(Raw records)
# # # # # # #
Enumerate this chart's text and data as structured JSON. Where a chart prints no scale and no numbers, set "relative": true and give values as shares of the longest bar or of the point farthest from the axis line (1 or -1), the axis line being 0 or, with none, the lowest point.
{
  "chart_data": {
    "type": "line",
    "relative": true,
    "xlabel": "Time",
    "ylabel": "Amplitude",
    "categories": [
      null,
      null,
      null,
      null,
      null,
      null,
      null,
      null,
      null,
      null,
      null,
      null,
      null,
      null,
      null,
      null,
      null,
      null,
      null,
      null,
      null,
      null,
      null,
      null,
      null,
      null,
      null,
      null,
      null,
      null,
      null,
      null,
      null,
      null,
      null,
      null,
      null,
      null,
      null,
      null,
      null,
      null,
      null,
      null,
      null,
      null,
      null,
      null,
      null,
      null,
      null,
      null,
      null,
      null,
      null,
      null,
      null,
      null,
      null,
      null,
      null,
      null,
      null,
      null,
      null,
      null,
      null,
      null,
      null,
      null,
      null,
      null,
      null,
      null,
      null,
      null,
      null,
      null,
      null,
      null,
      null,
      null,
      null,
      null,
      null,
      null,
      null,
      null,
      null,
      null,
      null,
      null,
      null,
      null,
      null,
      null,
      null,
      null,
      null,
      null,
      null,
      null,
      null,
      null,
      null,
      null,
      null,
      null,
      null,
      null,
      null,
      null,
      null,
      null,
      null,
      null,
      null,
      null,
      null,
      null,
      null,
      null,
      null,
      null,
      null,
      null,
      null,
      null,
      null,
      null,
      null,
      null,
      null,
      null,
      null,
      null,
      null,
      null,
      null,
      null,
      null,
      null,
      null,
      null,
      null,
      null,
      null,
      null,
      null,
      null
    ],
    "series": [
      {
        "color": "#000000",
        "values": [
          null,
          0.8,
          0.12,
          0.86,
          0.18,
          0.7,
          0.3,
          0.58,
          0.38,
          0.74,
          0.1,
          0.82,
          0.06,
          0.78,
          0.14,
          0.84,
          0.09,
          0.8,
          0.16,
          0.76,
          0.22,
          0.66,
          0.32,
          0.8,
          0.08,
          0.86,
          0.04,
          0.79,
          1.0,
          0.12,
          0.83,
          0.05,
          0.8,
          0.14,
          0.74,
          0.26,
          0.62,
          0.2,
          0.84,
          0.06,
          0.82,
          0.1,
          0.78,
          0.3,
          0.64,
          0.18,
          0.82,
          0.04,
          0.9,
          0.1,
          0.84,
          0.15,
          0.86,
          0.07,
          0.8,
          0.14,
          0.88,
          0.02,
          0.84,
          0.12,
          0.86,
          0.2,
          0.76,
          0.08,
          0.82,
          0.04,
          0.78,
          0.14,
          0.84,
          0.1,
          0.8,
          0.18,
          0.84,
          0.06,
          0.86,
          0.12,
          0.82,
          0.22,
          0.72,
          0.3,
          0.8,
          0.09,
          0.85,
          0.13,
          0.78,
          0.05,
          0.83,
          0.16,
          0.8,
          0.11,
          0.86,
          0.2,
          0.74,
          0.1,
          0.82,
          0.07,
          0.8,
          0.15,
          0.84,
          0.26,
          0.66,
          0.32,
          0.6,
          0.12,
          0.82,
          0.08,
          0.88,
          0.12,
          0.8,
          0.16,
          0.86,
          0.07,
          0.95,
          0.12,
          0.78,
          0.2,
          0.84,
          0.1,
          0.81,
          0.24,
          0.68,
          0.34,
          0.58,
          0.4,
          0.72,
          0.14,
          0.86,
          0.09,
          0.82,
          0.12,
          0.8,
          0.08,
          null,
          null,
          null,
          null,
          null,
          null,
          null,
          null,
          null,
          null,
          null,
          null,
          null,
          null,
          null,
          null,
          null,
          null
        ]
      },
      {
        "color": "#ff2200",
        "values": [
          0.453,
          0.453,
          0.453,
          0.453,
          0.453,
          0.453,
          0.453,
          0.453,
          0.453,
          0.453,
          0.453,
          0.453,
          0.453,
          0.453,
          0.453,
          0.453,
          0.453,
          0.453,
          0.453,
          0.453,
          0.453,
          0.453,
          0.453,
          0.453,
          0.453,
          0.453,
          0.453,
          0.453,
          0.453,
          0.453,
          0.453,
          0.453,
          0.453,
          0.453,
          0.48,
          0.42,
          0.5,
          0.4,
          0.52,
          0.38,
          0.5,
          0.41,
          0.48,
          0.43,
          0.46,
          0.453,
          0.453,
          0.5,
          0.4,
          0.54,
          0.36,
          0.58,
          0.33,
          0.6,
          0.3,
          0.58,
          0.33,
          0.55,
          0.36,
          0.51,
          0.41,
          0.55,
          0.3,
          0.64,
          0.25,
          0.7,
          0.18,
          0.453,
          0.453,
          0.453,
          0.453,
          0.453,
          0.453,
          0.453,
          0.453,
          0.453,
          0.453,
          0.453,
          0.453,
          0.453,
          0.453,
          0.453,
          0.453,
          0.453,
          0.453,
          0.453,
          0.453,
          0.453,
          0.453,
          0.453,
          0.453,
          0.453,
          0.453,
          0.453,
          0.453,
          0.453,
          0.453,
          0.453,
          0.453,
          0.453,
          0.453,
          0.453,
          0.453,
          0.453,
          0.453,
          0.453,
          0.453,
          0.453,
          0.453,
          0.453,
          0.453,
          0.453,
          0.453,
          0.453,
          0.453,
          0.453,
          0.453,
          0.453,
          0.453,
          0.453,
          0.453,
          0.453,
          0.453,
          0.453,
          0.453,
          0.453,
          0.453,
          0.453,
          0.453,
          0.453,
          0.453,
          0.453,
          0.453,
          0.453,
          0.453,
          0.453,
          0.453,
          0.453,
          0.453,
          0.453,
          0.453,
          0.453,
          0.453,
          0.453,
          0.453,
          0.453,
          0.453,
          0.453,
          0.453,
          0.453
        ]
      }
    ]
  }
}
# # # # # # #
## THE EXERCISE
Your task is to repeat every line exactly.

## THE OUTPUT
Enumerate this chart's text and data as structured JSON. Where a chart prints no scale and no numbers, set "relative": true and give values as shares of the longest bar or of the point farthest from the axis line (1 or -1), the axis line being 0 or, with none, the lowest point.
{
  "chart_data": {
    "type": "line",
    "relative": true,
    "xlabel": "Time",
    "ylabel": "Amplitude",
    "categories": [
      null,
      null,
      null,
      null,
      null,
      null,
      null,
      null,
      null,
      null,
      null,
      null,
      null,
      null,
      null,
      null,
      null,
      null,
      null,
      null,
      null,
      null,
      null,
      null,
      null,
      null,
      null,
      null,
      null,
      null,
      null,
      null,
      null,
      null,
      null,
      null,
      null,
      null,
      null,
      null,
      null,
      null,
      null,
      null,
      null,
      null,
      null,
      null,
      null,
      null,
      null,
      null,
      null,
      null,
      null,
      null,
      null,
      null,
      null,
      null,
      null,
      null,
      null,
      null,
      null,
      null,
      null,
      null,
      null,
      null,
      null,
      null,
      null,
      null,
      null,
      null,
      null,
      null,
      null,
      null,
      null,
      null,
      null,
      null,
      null,
      null,
      null,
      null,
      null,
      null,
      null,
      null,
      null,
      null,
      null,
      null,
      null,
      null,
      null,
      null,
      null,
      null,
      null,
      null,
      null,
      null,
      null,
      null,
      null,
      null,
      null,
      null,
      null,
      null,
      null,
      null,
      null,
      null,
      null,
      null,
      null,
      null,
      null,
      null,
      null,
      null,
      null,
      null,
      null,
      null,
      null,
      null,
      null,
      null,
      null,
      null,
      null,
      null,
      null,
      null,
      null,
      null,
      null,
      null,
      null,
      null,
      null,
      null,
      null,
      null
    ],
    "series": [
      {
        "color": "#000000",
        "values": [
          null,
          0.8,
          0.12,
          0.86,
          0.18,
          0.7,
          0.3,
          0.58,
          0.38,
          0.74,
          0.1,
          0.82,
          0.06,
          0.78,
          0.14,
          0.84,
          0.09,
          0.8,
          0.16,
          0.76,
          0.22,
          0.66,
          0.32,
          0.8,
          0.08,
          0.86,
          0.04,
          0.79,
          1.0,
          0.12,
          0.83,
          0.05,
          0.8,
          0.14,
          0.74,
          0.26,
          0.62,
          0.2,
          0.84,
          0.06,
          0.82,
          0.1,
          0.78,
          0.3,
          0.64,
          0.18,
          0.82,
          0.04,
          0.9,
          0.1,
          0.84,
          0.15,
          0.86,
          0.07,
          0.8,
          0.14,
          0.88,
          0.02,
          0.84,
          0.12,
          0.86,
          0.2,
          0.76,
          0.08,
          0.82,
          0.04,
          0.78,
          0.14,
          0.84,
          0.1,
          0.8,
          0.18,
          0.84,
          0.06,
          0.86,
          0.12,
          0.82,
          0.22,
          0.72,
          0.3,
          0.8,
          0.09,
          0.85,
          0.13,
          0.78,
          0.05,
          0.83,
          0.16,
          0.8,
          0.11,
          0.86,
          0.2,
          0.74,
          0.1,
          0.82,
          0.07,
          0.8,
          0.15,
          0.84,
          0.26,
          0.66,
          0.32,
          0.6,
          0.12,
          0.82,
          0.08,
          0.88,
          0.12,
          0.8,
          0.16,
          0.86,
          0.07,
          0.95,
          0.12,
          0.78,
          0.2,
          0.84,
          0.1,
          0.81,
          0.24,
          0.68,
          0.34,
          0.58,
          0.4,
          0.72,
          0.14,
          0.86,
          0.09,
          0.82,
          0.12,
          0.8,
          0.08,
          null,
          null,
          null,
          null,
          null,
          null,
          null,
          null,
          null,
          null,
          null,
          null,
          null,
          null,
          null,
          null,
          null,
          null
        ]
      },
      {
        "color": "#ff2200",
        "values": [
          0.453,
          0.453,
          0.453,
          0.453,
          0.453,
          0.453,
          0.453,
          0.453,
          0.453,
          0.453,
          0.453,
          0.453,
          0.453,
          0.453,
          0.453,
          0.453,
          0.453,
          0.453,
          0.453,
          0.453,
          0.453,
          0.453,
          0.453,
          0.453,
          0.453,
          0.453,
          0.453,
          0.453,
          0.453,
          0.453,
          0.453,
          0.453,
          0.453,
          0.453,
          0.48,
          0.42,
          0.5,
          0.4,
          0.52,
          0.38,
          0.5,
          0.41,
          0.48,
          0.43,
          0.46,
          0.453,
          0.453,
          0.5,
          0.4,
          0.54,
          0.36,
          0.58,
          0.33,
          0.6,
          0.3,
          0.58,
          0.33,
          0.55,
          0.36,
          0.51,
          0.41,
          0.55,
          0.3,
          0.64,
          0.25,
          0.7,
          0.18,
          0.453,
          0.453,
          0.453,
          0.453,
          0.453,
          0.453,
          0.453,
          0.453,
          0.453,
          0.453,
          0.453,
          0.453,
          0.453,
          0.453,
          0.453,
          0.453,
          0.453,
          0.453,
          0.453,
          0.453,
          0.453,
          0.453,
          0.453,
          0.453,
          0.453,
          0.453,
          0.453,
          0.453,
          0.453,
          0.453,
          0.453,
          0.453,
          0.453,
          0.453,
          0.453,
          0.453,
          0.453,
          0.453,
          0.453,
          0.453,
          0.453,
          0.453,
          0.453,
          0.453,
          0.453,
          0.453,
          0.453,
          0.453,
          0.453,
          0.453,
          0.453,
          0.453,
          0.453,
          0.453,
          0.453,
          0.453,
          0.453,
          0.453,
          0.453,
          0.453,
          0.453,
          0.453,
          0.453,
          0.453,
          0.453,
          0.453,
          0.453,
          0.453,
          0.453,
          0.453,
          0.453,
          0.453,
          0.453,
          0.453,
          0.453,
          0.453,
          0.453,
          0.453,
          0.453,
          0.453,
          0.453,
          0.453,
          0.453
        ]
      }
    ]
  }
}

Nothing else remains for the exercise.